Exercise objective:
Transcribe each record below word for word.
[START Supplied data]
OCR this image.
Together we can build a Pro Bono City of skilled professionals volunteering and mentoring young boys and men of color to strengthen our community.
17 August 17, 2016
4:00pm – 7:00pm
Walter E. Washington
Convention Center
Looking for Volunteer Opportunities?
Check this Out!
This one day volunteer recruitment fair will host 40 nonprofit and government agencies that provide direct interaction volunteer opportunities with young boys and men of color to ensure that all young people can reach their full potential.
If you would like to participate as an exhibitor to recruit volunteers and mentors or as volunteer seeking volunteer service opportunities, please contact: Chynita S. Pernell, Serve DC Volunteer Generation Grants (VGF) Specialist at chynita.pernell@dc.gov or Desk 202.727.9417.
[END Supplied data]
Solution:
OCR this image.
Together we can build a Pro Bono City of skilled professionals volunteering and mentoring young boys and men of color to strengthen our community.
17 August 17, 2016
4:00pm – 7:00pm
Walter E. Washington
Convention Center
Looking for Volunteer Opportunities?
Check this Out!
This one day volunteer recruitment fair will host 40 nonprofit and government agencies that provide direct interaction volunteer opportunities with young boys and men of color to ensure that all young people can reach their full potential.
If you would like to participate as an exhibitor to recruit volunteers and mentors or as volunteer seeking volunteer service opportunities, please contact: Chynita S. Pernell, Serve DC Volunteer Generation Grants (VGF) Specialist at chynita.pernell@dc.gov or Desk 202.727.9417.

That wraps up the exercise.